### Required task:
Make an exact copy of all the entries, with the pictures left out.

### The records:

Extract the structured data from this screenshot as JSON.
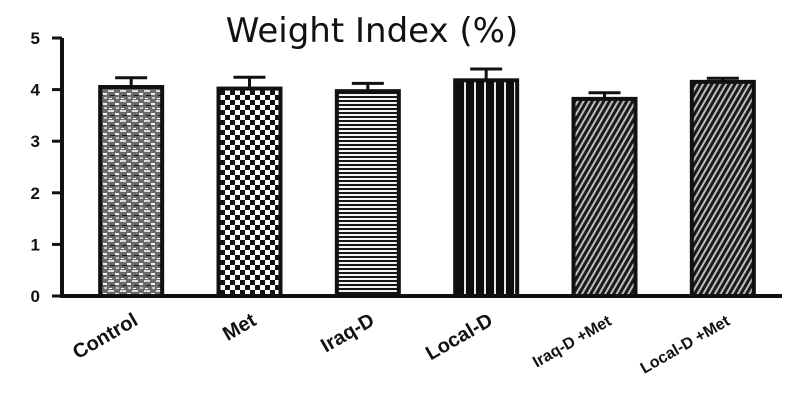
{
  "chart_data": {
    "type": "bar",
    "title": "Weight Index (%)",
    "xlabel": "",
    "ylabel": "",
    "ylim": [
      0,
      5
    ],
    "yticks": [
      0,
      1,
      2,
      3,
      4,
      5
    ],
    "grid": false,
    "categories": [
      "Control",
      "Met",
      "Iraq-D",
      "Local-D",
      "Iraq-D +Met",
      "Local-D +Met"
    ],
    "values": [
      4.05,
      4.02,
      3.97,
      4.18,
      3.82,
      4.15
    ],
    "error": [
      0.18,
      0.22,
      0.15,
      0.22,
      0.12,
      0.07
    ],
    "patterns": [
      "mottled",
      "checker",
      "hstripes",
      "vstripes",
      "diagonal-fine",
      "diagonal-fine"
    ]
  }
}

### Solution to this task:
Extract the structured data from this screenshot as JSON.
{
  "chart_data": {
    "type": "bar",
    "title": "Weight Index (%)",
    "xlabel": "",
    "ylabel": "",
    "ylim": [
      0,
      5
    ],
    "yticks": [
      0,
      1,
      2,
      3,
      4,
      5
    ],
    "grid": false,
    "categories": [
      "Control",
      "Met",
      "Iraq-D",
      "Local-D",
      "Iraq-D +Met",
      "Local-D +Met"
    ],
    "values": [
      4.05,
      4.02,
      3.97,
      4.18,
      3.82,
      4.15
    ],
    "error": [
      0.18,
      0.22,
      0.15,
      0.22,
      0.12,
      0.07
    ],
    "patterns": [
      "mottled",
      "checker",
      "hstripes",
      "vstripes",
      "diagonal-fine",
      "diagonal-fine"
    ]
  }
}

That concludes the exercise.